## [Task instructions]
Reproduce all the material exactly, minus any pictures it holds.

▼

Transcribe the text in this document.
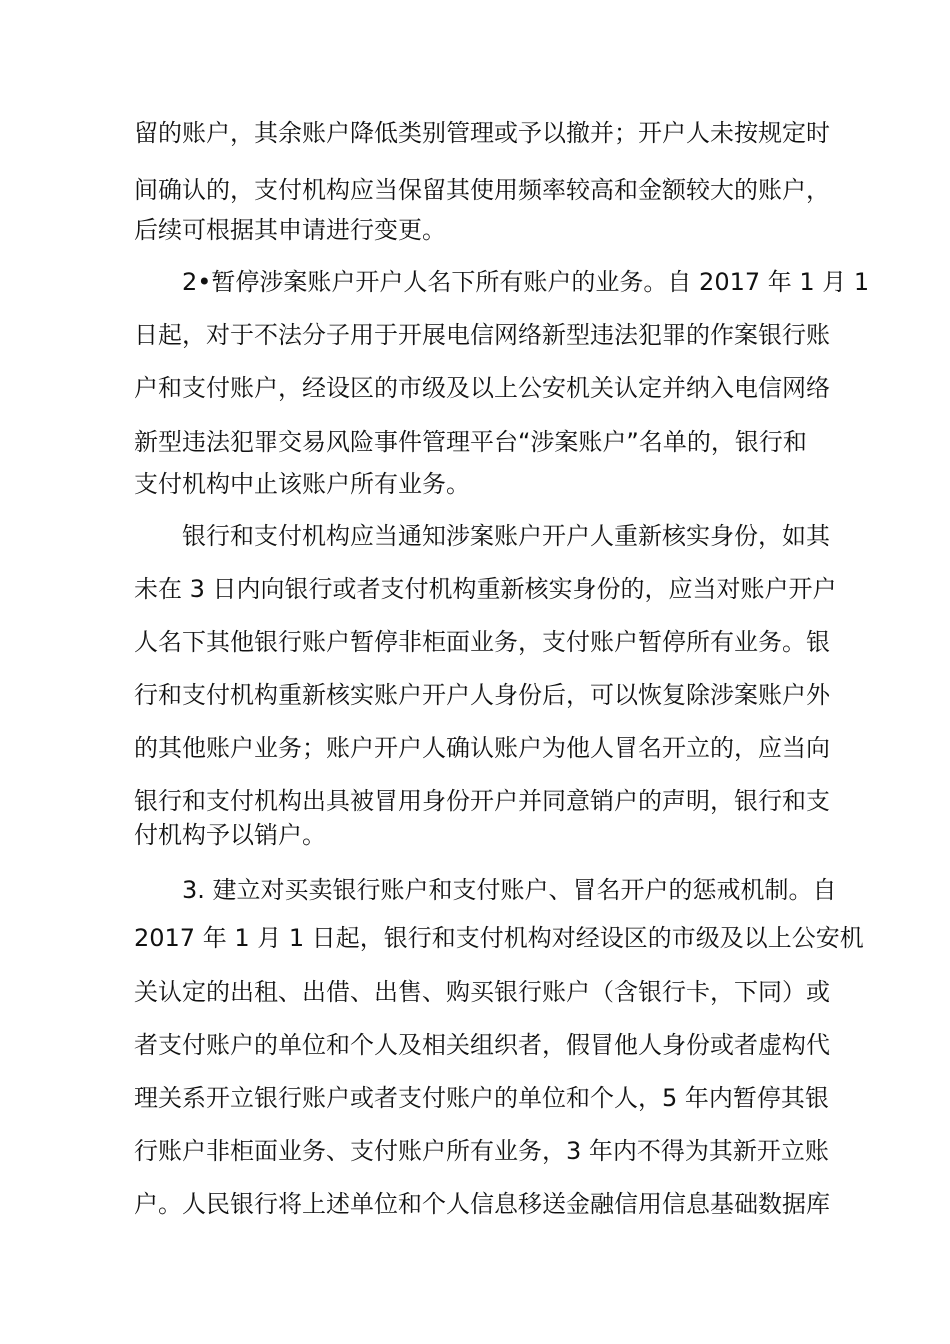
留的账户，其余账户降低类别管理或予以撤并；开户人未按规定时
间确认的，支付机构应当保留其使用频率较高和金额较大的账户，
后续可根据其申请进行变更。
2•暂停涉案账户开户人名下所有账户的业务。自 2017 年 1 月 1
日起，对于不法分子用于开展电信网络新型违法犯罪的作案银行账
户和支付账户，经设区的市级及以上公安机关认定并纳入电信网络
新型违法犯罪交易风险事件管理平台“涉案账户”名单的，银行和
支付机构中止该账户所有业务。
银行和支付机构应当通知涉案账户开户人重新核实身份，如其
未在 3 日内向银行或者支付机构重新核实身份的，应当对账户开户
人名下其他银行账户暂停非柜面业务，支付账户暂停所有业务。银
行和支付机构重新核实账户开户人身份后，可以恢复除涉案账户外
的其他账户业务；账户开户人确认账户为他人冒名开立的，应当向
银行和支付机构出具被冒用身份开户并同意销户的声明，银行和支
付机构予以销户。
3. 建立对买卖银行账户和支付账户、冒名开户的惩戒机制。自
2017 年 1 月 1 日起，银行和支付机构对经设区的市级及以上公安机
关认定的出租、出借、出售、购买银行账户（含银行卡，下同）或
者支付账户的单位和个人及相关组织者，假冒他人身份或者虚构代
理关系开立银行账户或者支付账户的单位和个人，5 年内暂停其银
行账户非柜面业务、支付账户所有业务，3 年内不得为其新开立账
户。人民银行将上述单位和个人信息移送金融信用信息基础数据库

▲

## [Answer to the exercise]
Transcribe the text in this document.
留的账户，其余账户降低类别管理或予以撤并；开户人未按规定时
间确认的，支付机构应当保留其使用频率较高和金额较大的账户，
后续可根据其申请进行变更。
2•暂停涉案账户开户人名下所有账户的业务。自 2017 年 1 月 1
日起，对于不法分子用于开展电信网络新型违法犯罪的作案银行账
户和支付账户，经设区的市级及以上公安机关认定并纳入电信网络
新型违法犯罪交易风险事件管理平台“涉案账户”名单的，银行和
支付机构中止该账户所有业务。
银行和支付机构应当通知涉案账户开户人重新核实身份，如其
未在 3 日内向银行或者支付机构重新核实身份的，应当对账户开户
人名下其他银行账户暂停非柜面业务，支付账户暂停所有业务。银
行和支付机构重新核实账户开户人身份后，可以恢复除涉案账户外
的其他账户业务；账户开户人确认账户为他人冒名开立的，应当向
银行和支付机构出具被冒用身份开户并同意销户的声明，银行和支
付机构予以销户。
3. 建立对买卖银行账户和支付账户、冒名开户的惩戒机制。自
2017 年 1 月 1 日起，银行和支付机构对经设区的市级及以上公安机
关认定的出租、出借、出售、购买银行账户（含银行卡，下同）或
者支付账户的单位和个人及相关组织者，假冒他人身份或者虚构代
理关系开立银行账户或者支付账户的单位和个人，5 年内暂停其银
行账户非柜面业务、支付账户所有业务，3 年内不得为其新开立账
户。人民银行将上述单位和个人信息移送金融信用信息基础数据库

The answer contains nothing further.